## Records for this exercise
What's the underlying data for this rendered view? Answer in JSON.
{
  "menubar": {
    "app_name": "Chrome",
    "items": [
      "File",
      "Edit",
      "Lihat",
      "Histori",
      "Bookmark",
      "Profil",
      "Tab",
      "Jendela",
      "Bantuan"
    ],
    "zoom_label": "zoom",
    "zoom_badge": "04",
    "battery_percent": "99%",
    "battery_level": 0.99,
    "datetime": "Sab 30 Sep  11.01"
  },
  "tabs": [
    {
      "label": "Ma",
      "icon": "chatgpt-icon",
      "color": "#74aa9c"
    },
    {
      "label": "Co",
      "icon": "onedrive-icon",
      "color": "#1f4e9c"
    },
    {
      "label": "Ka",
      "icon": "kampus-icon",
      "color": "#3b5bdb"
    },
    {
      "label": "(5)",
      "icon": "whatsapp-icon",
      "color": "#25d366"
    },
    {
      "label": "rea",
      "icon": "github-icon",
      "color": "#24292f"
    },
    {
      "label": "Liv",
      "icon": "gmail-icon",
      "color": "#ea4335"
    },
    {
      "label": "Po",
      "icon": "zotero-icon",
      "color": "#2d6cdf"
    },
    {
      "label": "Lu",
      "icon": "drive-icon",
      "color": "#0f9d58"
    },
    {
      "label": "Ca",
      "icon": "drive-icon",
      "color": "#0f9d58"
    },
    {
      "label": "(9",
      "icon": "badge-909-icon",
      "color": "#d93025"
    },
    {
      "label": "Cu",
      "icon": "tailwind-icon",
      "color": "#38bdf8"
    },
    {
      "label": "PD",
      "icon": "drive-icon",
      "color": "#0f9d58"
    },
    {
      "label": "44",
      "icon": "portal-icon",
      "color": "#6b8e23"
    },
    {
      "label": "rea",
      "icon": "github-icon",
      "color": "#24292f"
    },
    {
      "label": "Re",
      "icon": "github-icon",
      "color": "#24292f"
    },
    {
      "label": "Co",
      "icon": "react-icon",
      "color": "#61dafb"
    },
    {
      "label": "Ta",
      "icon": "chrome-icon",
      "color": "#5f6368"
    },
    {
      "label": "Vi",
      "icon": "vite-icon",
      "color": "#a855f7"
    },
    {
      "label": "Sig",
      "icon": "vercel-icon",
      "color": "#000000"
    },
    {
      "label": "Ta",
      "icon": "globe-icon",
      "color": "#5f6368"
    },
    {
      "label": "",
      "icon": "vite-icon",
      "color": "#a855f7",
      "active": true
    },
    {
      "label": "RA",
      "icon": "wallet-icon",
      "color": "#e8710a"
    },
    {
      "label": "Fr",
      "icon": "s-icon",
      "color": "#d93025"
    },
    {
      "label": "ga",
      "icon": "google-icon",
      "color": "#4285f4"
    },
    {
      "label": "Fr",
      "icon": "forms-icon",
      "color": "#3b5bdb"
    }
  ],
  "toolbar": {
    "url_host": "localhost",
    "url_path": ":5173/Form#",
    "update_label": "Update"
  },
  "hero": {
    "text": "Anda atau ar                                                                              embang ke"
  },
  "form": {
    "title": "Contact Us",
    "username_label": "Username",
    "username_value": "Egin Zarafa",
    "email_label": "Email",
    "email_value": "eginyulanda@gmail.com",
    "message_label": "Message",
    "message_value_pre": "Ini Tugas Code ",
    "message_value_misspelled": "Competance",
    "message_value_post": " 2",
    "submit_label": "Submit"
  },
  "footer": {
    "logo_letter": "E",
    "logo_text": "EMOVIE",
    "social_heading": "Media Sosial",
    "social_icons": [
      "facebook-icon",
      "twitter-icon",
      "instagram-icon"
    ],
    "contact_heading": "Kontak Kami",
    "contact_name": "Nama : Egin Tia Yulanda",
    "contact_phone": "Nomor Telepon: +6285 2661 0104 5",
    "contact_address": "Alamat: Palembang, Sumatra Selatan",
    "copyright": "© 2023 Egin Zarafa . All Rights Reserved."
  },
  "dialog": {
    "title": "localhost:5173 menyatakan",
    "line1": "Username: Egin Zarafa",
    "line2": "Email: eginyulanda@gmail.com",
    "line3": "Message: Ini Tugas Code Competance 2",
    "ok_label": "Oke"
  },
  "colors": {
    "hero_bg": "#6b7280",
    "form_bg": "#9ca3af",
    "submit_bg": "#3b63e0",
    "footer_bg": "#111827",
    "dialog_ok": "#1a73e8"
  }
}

## What to work on
Give back all the data exactly as written.

## Solution for this task
What's the underlying data for this rendered view? Answer in JSON.
{
  "menubar": {
    "app_name": "Chrome",
    "items": [
      "File",
      "Edit",
      "Lihat",
      "Histori",
      "Bookmark",
      "Profil",
      "Tab",
      "Jendela",
      "Bantuan"
    ],
    "zoom_label": "zoom",
    "zoom_badge": "04",
    "battery_percent": "99%",
    "battery_level": 0.99,
    "datetime": "Sab 30 Sep  11.01"
  },
  "tabs": [
    {
      "label": "Ma",
      "icon": "chatgpt-icon",
      "color": "#74aa9c"
    },
    {
      "label": "Co",
      "icon": "onedrive-icon",
      "color": "#1f4e9c"
    },
    {
      "label": "Ka",
      "icon": "kampus-icon",
      "color": "#3b5bdb"
    },
    {
      "label": "(5)",
      "icon": "whatsapp-icon",
      "color": "#25d366"
    },
    {
      "label": "rea",
      "icon": "github-icon",
      "color": "#24292f"
    },
    {
      "label": "Liv",
      "icon": "gmail-icon",
      "color": "#ea4335"
    },
    {
      "label": "Po",
      "icon": "zotero-icon",
      "color": "#2d6cdf"
    },
    {
      "label": "Lu",
      "icon": "drive-icon",
      "color": "#0f9d58"
    },
    {
      "label": "Ca",
      "icon": "drive-icon",
      "color": "#0f9d58"
    },
    {
      "label": "(9",
      "icon": "badge-909-icon",
      "color": "#d93025"
    },
    {
      "label": "Cu",
      "icon": "tailwind-icon",
      "color": "#38bdf8"
    },
    {
      "label": "PD",
      "icon": "drive-icon",
      "color": "#0f9d58"
    },
    {
      "label": "44",
      "icon": "portal-icon",
      "color": "#6b8e23"
    },
    {
      "label": "rea",
      "icon": "github-icon",
      "color": "#24292f"
    },
    {
      "label": "Re",
      "icon": "github-icon",
      "color": "#24292f"
    },
    {
      "label": "Co",
      "icon": "react-icon",
      "color": "#61dafb"
    },
    {
      "label": "Ta",
      "icon": "chrome-icon",
      "color": "#5f6368"
    },
    {
      "label": "Vi",
      "icon": "vite-icon",
      "color": "#a855f7"
    },
    {
      "label": "Sig",
      "icon": "vercel-icon",
      "color": "#000000"
    },
    {
      "label": "Ta",
      "icon": "globe-icon",
      "color": "#5f6368"
    },
    {
      "label": "",
      "icon": "vite-icon",
      "color": "#a855f7",
      "active": true
    },
    {
      "label": "RA",
      "icon": "wallet-icon",
      "color": "#e8710a"
    },
    {
      "label": "Fr",
      "icon": "s-icon",
      "color": "#d93025"
    },
    {
      "label": "ga",
      "icon": "google-icon",
      "color": "#4285f4"
    },
    {
      "label": "Fr",
      "icon": "forms-icon",
      "color": "#3b5bdb"
    }
  ],
  "toolbar": {
    "url_host": "localhost",
    "url_path": ":5173/Form#",
    "update_label": "Update"
  },
  "hero": {
    "text": "Anda atau ar                                                                              embang ke"
  },
  "form": {
    "title": "Contact Us",
    "username_label": "Username",
    "username_value": "Egin Zarafa",
    "email_label": "Email",
    "email_value": "eginyulanda@gmail.com",
    "message_label": "Message",
    "message_value_pre": "Ini Tugas Code ",
    "message_value_misspelled": "Competance",
    "message_value_post": " 2",
    "submit_label": "Submit"
  },
  "footer": {
    "logo_letter": "E",
    "logo_text": "EMOVIE",
    "social_heading": "Media Sosial",
    "social_icons": [
      "facebook-icon",
      "twitter-icon",
      "instagram-icon"
    ],
    "contact_heading": "Kontak Kami",
    "contact_name": "Nama : Egin Tia Yulanda",
    "contact_phone": "Nomor Telepon: +6285 2661 0104 5",
    "contact_address": "Alamat: Palembang, Sumatra Selatan",
    "copyright": "© 2023 Egin Zarafa . All Rights Reserved."
  },
  "dialog": {
    "title": "localhost:5173 menyatakan",
    "line1": "Username: Egin Zarafa",
    "line2": "Email: eginyulanda@gmail.com",
    "line3": "Message: Ini Tugas Code Competance 2",
    "ok_label": "Oke"
  },
  "colors": {
    "hero_bg": "#6b7280",
    "form_bg": "#9ca3af",
    "submit_bg": "#3b63e0",
    "footer_bg": "#111827",
    "dialog_ok": "#1a73e8"
  }
}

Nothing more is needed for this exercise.